◆ **Problem to solve**
Transcribe all of the material exactly.

•••••

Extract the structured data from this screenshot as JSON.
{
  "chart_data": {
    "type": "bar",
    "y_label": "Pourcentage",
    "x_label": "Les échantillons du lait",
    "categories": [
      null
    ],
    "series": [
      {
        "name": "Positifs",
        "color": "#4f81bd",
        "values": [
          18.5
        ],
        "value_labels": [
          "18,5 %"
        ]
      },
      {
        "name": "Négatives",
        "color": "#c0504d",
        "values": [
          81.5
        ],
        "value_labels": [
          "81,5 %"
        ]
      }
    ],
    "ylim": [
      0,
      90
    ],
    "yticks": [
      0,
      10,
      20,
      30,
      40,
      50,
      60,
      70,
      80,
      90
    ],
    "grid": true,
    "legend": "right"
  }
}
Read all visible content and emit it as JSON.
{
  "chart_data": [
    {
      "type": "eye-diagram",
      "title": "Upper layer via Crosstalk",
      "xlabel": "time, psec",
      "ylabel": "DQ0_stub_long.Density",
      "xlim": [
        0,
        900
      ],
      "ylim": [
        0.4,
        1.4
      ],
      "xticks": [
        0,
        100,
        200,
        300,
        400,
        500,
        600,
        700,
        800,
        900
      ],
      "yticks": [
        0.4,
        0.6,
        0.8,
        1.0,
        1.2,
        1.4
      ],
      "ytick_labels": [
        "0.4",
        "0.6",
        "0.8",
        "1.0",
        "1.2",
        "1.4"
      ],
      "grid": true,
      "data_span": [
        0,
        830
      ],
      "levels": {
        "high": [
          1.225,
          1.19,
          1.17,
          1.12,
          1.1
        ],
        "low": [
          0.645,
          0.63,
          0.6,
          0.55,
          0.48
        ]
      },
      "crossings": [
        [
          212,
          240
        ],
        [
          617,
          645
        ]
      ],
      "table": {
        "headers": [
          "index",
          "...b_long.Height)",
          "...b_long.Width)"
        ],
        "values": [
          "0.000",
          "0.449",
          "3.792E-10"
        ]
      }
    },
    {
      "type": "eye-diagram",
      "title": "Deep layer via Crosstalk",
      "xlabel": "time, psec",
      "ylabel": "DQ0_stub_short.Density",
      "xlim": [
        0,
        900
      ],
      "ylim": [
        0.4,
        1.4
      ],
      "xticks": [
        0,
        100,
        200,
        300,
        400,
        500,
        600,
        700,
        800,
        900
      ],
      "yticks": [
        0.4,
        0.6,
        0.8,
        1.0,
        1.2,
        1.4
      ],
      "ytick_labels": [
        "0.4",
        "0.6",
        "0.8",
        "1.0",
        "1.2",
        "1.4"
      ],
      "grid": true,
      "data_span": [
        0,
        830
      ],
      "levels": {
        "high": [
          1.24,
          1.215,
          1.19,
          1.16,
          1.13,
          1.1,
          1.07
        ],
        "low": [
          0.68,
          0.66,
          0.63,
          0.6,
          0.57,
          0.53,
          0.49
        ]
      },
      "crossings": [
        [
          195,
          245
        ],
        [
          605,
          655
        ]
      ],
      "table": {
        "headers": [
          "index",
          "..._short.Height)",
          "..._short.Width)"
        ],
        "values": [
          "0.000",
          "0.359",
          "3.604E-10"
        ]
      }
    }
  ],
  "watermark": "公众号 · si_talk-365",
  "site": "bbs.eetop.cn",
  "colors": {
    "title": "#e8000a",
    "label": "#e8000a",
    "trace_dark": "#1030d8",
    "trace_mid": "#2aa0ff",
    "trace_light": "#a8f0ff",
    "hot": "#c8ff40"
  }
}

•••••

◆ **Response below**
Extract the structured data from this screenshot as JSON.
{
  "chart_data": {
    "type": "bar",
    "y_label": "Pourcentage",
    "x_label": "Les échantillons du lait",
    "categories": [
      null
    ],
    "series": [
      {
        "name": "Positifs",
        "color": "#4f81bd",
        "values": [
          18.5
        ],
        "value_labels": [
          "18,5 %"
        ]
      },
      {
        "name": "Négatives",
        "color": "#c0504d",
        "values": [
          81.5
        ],
        "value_labels": [
          "81,5 %"
        ]
      }
    ],
    "ylim": [
      0,
      90
    ],
    "yticks": [
      0,
      10,
      20,
      30,
      40,
      50,
      60,
      70,
      80,
      90
    ],
    "grid": true,
    "legend": "right"
  }
}
Read all visible content and emit it as JSON.
{
  "chart_data": [
    {
      "type": "eye-diagram",
      "title": "Upper layer via Crosstalk",
      "xlabel": "time, psec",
      "ylabel": "DQ0_stub_long.Density",
      "xlim": [
        0,
        900
      ],
      "ylim": [
        0.4,
        1.4
      ],
      "xticks": [
        0,
        100,
        200,
        300,
        400,
        500,
        600,
        700,
        800,
        900
      ],
      "yticks": [
        0.4,
        0.6,
        0.8,
        1.0,
        1.2,
        1.4
      ],
      "ytick_labels": [
        "0.4",
        "0.6",
        "0.8",
        "1.0",
        "1.2",
        "1.4"
      ],
      "grid": true,
      "data_span": [
        0,
        830
      ],
      "levels": {
        "high": [
          1.225,
          1.19,
          1.17,
          1.12,
          1.1
        ],
        "low": [
          0.645,
          0.63,
          0.6,
          0.55,
          0.48
        ]
      },
      "crossings": [
        [
          212,
          240
        ],
        [
          617,
          645
        ]
      ],
      "table": {
        "headers": [
          "index",
          "...b_long.Height)",
          "...b_long.Width)"
        ],
        "values": [
          "0.000",
          "0.449",
          "3.792E-10"
        ]
      }
    },
    {
      "type": "eye-diagram",
      "title": "Deep layer via Crosstalk",
      "xlabel": "time, psec",
      "ylabel": "DQ0_stub_short.Density",
      "xlim": [
        0,
        900
      ],
      "ylim": [
        0.4,
        1.4
      ],
      "xticks": [
        0,
        100,
        200,
        300,
        400,
        500,
        600,
        700,
        800,
        900
      ],
      "yticks": [
        0.4,
        0.6,
        0.8,
        1.0,
        1.2,
        1.4
      ],
      "ytick_labels": [
        "0.4",
        "0.6",
        "0.8",
        "1.0",
        "1.2",
        "1.4"
      ],
      "grid": true,
      "data_span": [
        0,
        830
      ],
      "levels": {
        "high": [
          1.24,
          1.215,
          1.19,
          1.16,
          1.13,
          1.1,
          1.07
        ],
        "low": [
          0.68,
          0.66,
          0.63,
          0.6,
          0.57,
          0.53,
          0.49
        ]
      },
      "crossings": [
        [
          195,
          245
        ],
        [
          605,
          655
        ]
      ],
      "table": {
        "headers": [
          "index",
          "..._short.Height)",
          "..._short.Width)"
        ],
        "values": [
          "0.000",
          "0.359",
          "3.604E-10"
        ]
      }
    }
  ],
  "watermark": "公众号 · si_talk-365",
  "site": "bbs.eetop.cn",
  "colors": {
    "title": "#e8000a",
    "label": "#e8000a",
    "trace_dark": "#1030d8",
    "trace_mid": "#2aa0ff",
    "trace_light": "#a8f0ff",
    "hot": "#c8ff40"
  }
}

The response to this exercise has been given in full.